### [Directive]
Each entry that follows is to be retyped exactly. Pictures do not belong in the copy.

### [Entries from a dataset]
• • • • • • •

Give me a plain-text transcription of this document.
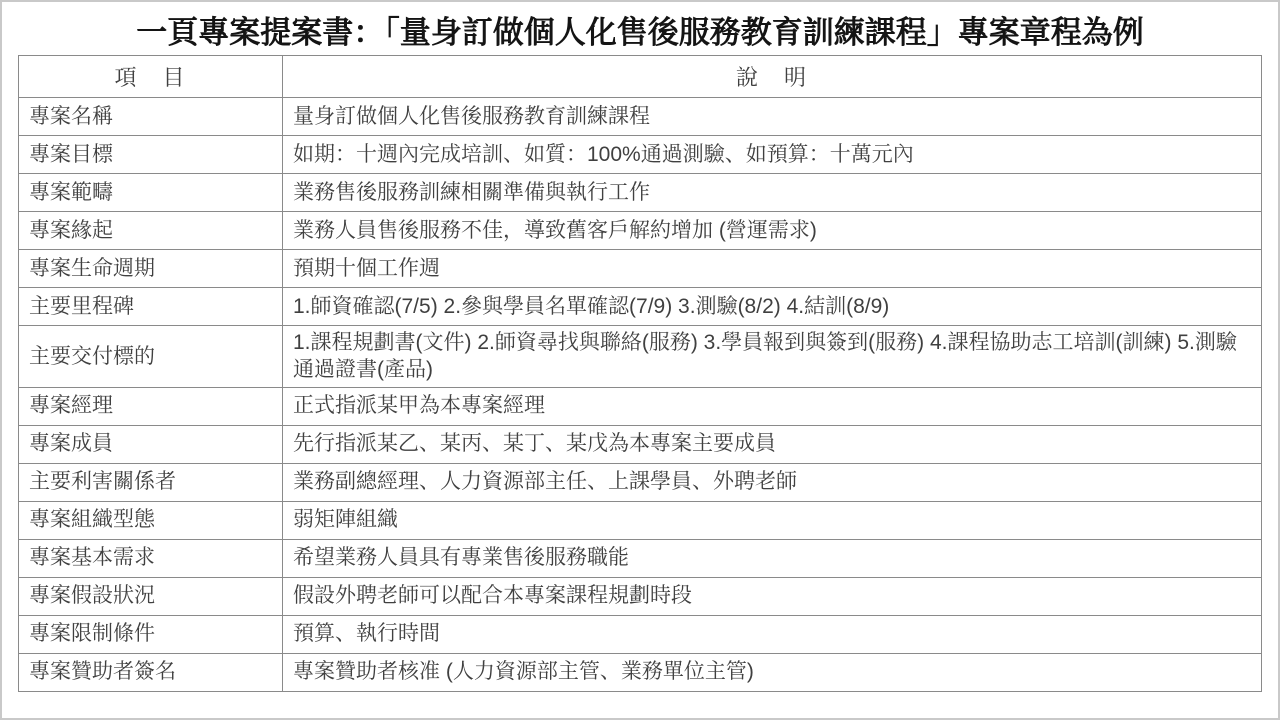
一頁專案提案書：「量身訂做個人化售後服務教育訓練課程」專案章程為例
項　目	說　明
專案名稱	量身訂做個人化售後服務教育訓練課程
專案目標	如期：十週內完成培訓、如質：100%通過測驗、如預算：十萬元內
專案範疇	業務售後服務訓練相關準備與執行工作
專案緣起	業務人員售後服務不佳，導致舊客戶解約增加 (營運需求)
專案生命週期	預期十個工作週
主要里程碑	1.師資確認(7/5) 2.參與學員名單確認(7/9) 3.測驗(8/2) 4.結訓(8/9)
主要交付標的	1.課程規劃書(文件) 2.師資尋找與聯絡(服務) 3.學員報到與簽到(服務) 4.課程協助志工培訓(訓練) 5.測驗通過證書(產品)
專案經理	正式指派某甲為本專案經理
專案成員	先行指派某乙、某丙、某丁、某戊為本專案主要成員
主要利害關係者	業務副總經理、人力資源部主任、上課學員、外聘老師
專案組織型態	弱矩陣組織
專案基本需求	希望業務人員具有專業售後服務職能
專案假設狀況	假設外聘老師可以配合本專案課程規劃時段
專案限制條件	預算、執行時間
專案贊助者簽名	專案贊助者核准 (人力資源部主管、業務單位主管)
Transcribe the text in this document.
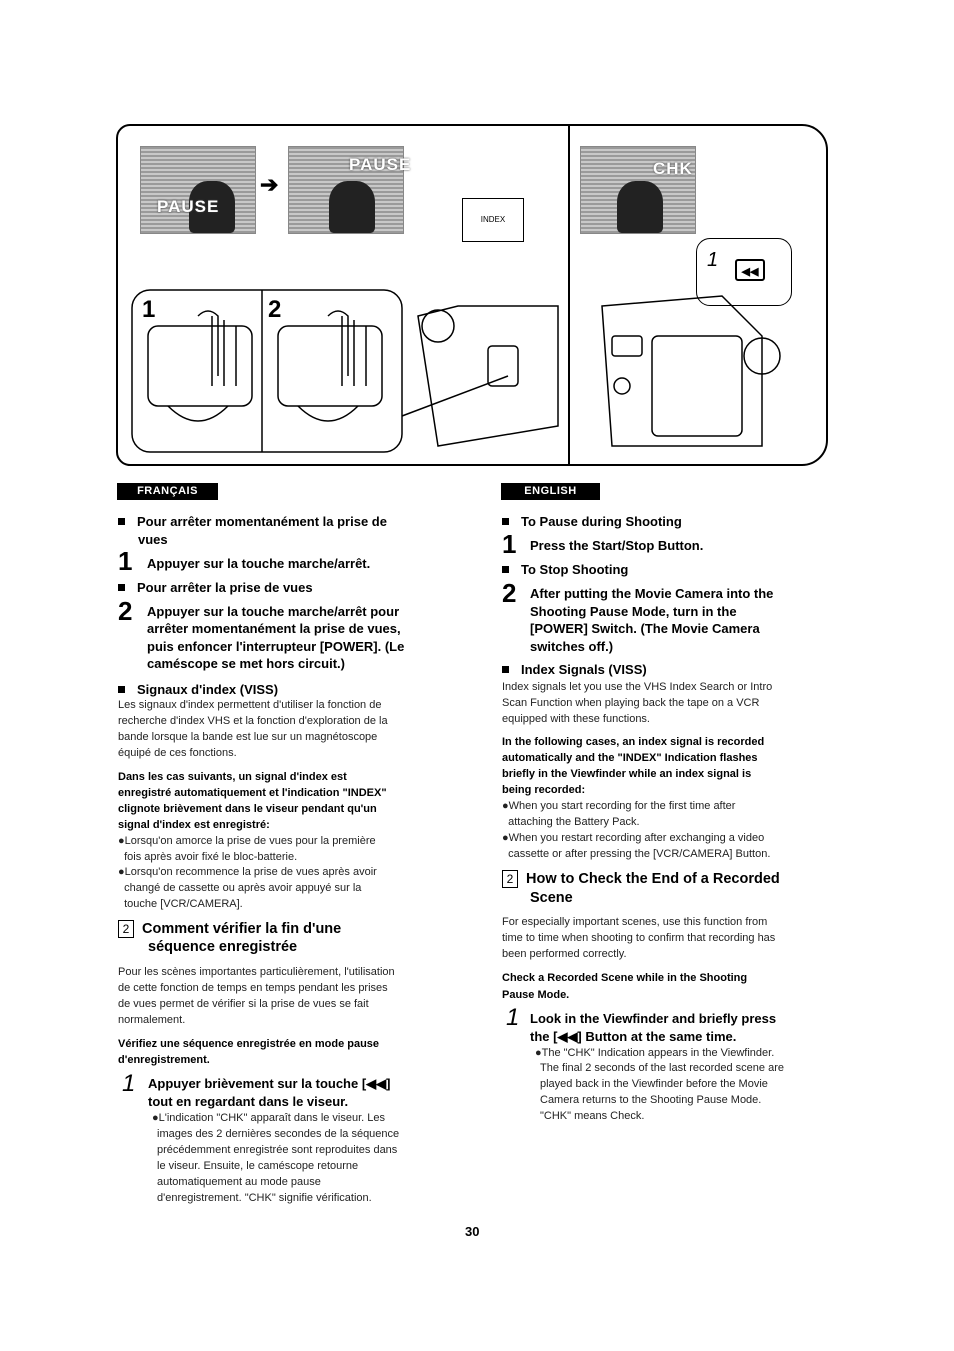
PAUSE
➔
PAUSE
INDEX
1	2
CHK
1
◀◀
FRANÇAIS
Pour arrêter momentanément la prise de
vues
1 Appuyer sur la touche marche/arrêt.
Pour arrêter la prise de vues
2 Appuyer sur la touche marche/arrêt pour
arrêter momentanément la prise de vues,
puis enfoncer l'interrupteur [POWER]. (Le
caméscope se met hors circuit.)
Signaux d'index (VISS)
Les signaux d'index permettent d'utiliser la fonction de
recherche d'index VHS et la fonction d'exploration de la
bande lorsque la bande est lue sur un magnétoscope
équipé de ces fonctions.
Dans les cas suivants, un signal d'index est
enregistré automatiquement et l'indication "INDEX"
clignote brièvement dans le viseur pendant qu'un
signal d'index est enregistré:
●Lorsqu'on amorce la prise de vues pour la première
fois après avoir fixé le bloc-batterie.
●Lorsqu'on recommence la prise de vues après avoir
changé de cassette ou après avoir appuyé sur la
touche [VCR/CAMERA].
2 Comment vérifier la fin d'une
séquence enregistrée
Pour les scènes importantes particulièrement, l'utilisation
de cette fonction de temps en temps pendant les prises
de vues permet de vérifier si la prise de vues se fait
normalement.
Vérifiez une séquence enregistrée en mode pause
d'enregistrement.
1 Appuyer brièvement sur la touche [◀◀]
tout en regardant dans le viseur.
●L'indication "CHK" apparaît dans le viseur. Les
images des 2 dernières secondes de la séquence
précédemment enregistrée sont reproduites dans
le viseur. Ensuite, le caméscope retourne
automatiquement au mode pause
d'enregistrement. "CHK" signifie vérification.
ENGLISH
To Pause during Shooting
1 Press the Start/Stop Button.
To Stop Shooting
2 After putting the Movie Camera into the
Shooting Pause Mode, turn in the
[POWER] Switch. (The Movie Camera
switches off.)
Index Signals (VISS)
Index signals let you use the VHS Index Search or Intro
Scan Function when playing back the tape on a VCR
equipped with these functions.
In the following cases, an index signal is recorded
automatically and the "INDEX" Indication flashes
briefly in the Viewfinder while an index signal is
being recorded:
●When you start recording for the first time after
attaching the Battery Pack.
●When you restart recording after exchanging a video
cassette or after pressing the [VCR/CAMERA] Button.
2 How to Check the End of a Recorded
Scene
For especially important scenes, use this function from
time to time when shooting to confirm that recording has
been performed correctly.
Check a Recorded Scene while in the Shooting
Pause Mode.
1 Look in the Viewfinder and briefly press
the [◀◀] Button at the same time.
●The "CHK" Indication appears in the Viewfinder.
The final 2 seconds of the last recorded scene are
played back in the Viewfinder before the Movie
Camera returns to the Shooting Pause Mode.
"CHK" means Check.
30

• • • • • • •

### [Reply]
Give me a plain-text transcription of this document.
一頁專案提案書：「量身訂做個人化售後服務教育訓練課程」專案章程為例
項　目	說　明
專案名稱	量身訂做個人化售後服務教育訓練課程
專案目標	如期：十週內完成培訓、如質：100%通過測驗、如預算：十萬元內
專案範疇	業務售後服務訓練相關準備與執行工作
專案緣起	業務人員售後服務不佳，導致舊客戶解約增加 (營運需求)
專案生命週期	預期十個工作週
主要里程碑	1.師資確認(7/5) 2.參與學員名單確認(7/9) 3.測驗(8/2) 4.結訓(8/9)
主要交付標的	1.課程規劃書(文件) 2.師資尋找與聯絡(服務) 3.學員報到與簽到(服務) 4.課程協助志工培訓(訓練) 5.測驗通過證書(產品)
專案經理	正式指派某甲為本專案經理
專案成員	先行指派某乙、某丙、某丁、某戊為本專案主要成員
主要利害關係者	業務副總經理、人力資源部主任、上課學員、外聘老師
專案組織型態	弱矩陣組織
專案基本需求	希望業務人員具有專業售後服務職能
專案假設狀況	假設外聘老師可以配合本專案課程規劃時段
專案限制條件	預算、執行時間
專案贊助者簽名	專案贊助者核准 (人力資源部主管、業務單位主管)
Transcribe the text in this document.
PAUSE
➔
PAUSE
INDEX
1	2
CHK
1
◀◀
FRANÇAIS
Pour arrêter momentanément la prise de
vues
1 Appuyer sur la touche marche/arrêt.
Pour arrêter la prise de vues
2 Appuyer sur la touche marche/arrêt pour
arrêter momentanément la prise de vues,
puis enfoncer l'interrupteur [POWER]. (Le
caméscope se met hors circuit.)
Signaux d'index (VISS)
Les signaux d'index permettent d'utiliser la fonction de
recherche d'index VHS et la fonction d'exploration de la
bande lorsque la bande est lue sur un magnétoscope
équipé de ces fonctions.
Dans les cas suivants, un signal d'index est
enregistré automatiquement et l'indication "INDEX"
clignote brièvement dans le viseur pendant qu'un
signal d'index est enregistré:
●Lorsqu'on amorce la prise de vues pour la première
fois après avoir fixé le bloc-batterie.
●Lorsqu'on recommence la prise de vues après avoir
changé de cassette ou après avoir appuyé sur la
touche [VCR/CAMERA].
2 Comment vérifier la fin d'une
séquence enregistrée
Pour les scènes importantes particulièrement, l'utilisation
de cette fonction de temps en temps pendant les prises
de vues permet de vérifier si la prise de vues se fait
normalement.
Vérifiez une séquence enregistrée en mode pause
d'enregistrement.
1 Appuyer brièvement sur la touche [◀◀]
tout en regardant dans le viseur.
●L'indication "CHK" apparaît dans le viseur. Les
images des 2 dernières secondes de la séquence
précédemment enregistrée sont reproduites dans
le viseur. Ensuite, le caméscope retourne
automatiquement au mode pause
d'enregistrement. "CHK" signifie vérification.
ENGLISH
To Pause during Shooting
1 Press the Start/Stop Button.
To Stop Shooting
2 After putting the Movie Camera into the
Shooting Pause Mode, turn in the
[POWER] Switch. (The Movie Camera
switches off.)
Index Signals (VISS)
Index signals let you use the VHS Index Search or Intro
Scan Function when playing back the tape on a VCR
equipped with these functions.
In the following cases, an index signal is recorded
automatically and the "INDEX" Indication flashes
briefly in the Viewfinder while an index signal is
being recorded:
●When you start recording for the first time after
attaching the Battery Pack.
●When you restart recording after exchanging a video
cassette or after pressing the [VCR/CAMERA] Button.
2 How to Check the End of a Recorded
Scene
For especially important scenes, use this function from
time to time when shooting to confirm that recording has
been performed correctly.
Check a Recorded Scene while in the Shooting
Pause Mode.
1 Look in the Viewfinder and briefly press
the [◀◀] Button at the same time.
●The "CHK" Indication appears in the Viewfinder.
The final 2 seconds of the last recorded scene are
played back in the Viewfinder before the Movie
Camera returns to the Shooting Pause Mode.
"CHK" means Check.
30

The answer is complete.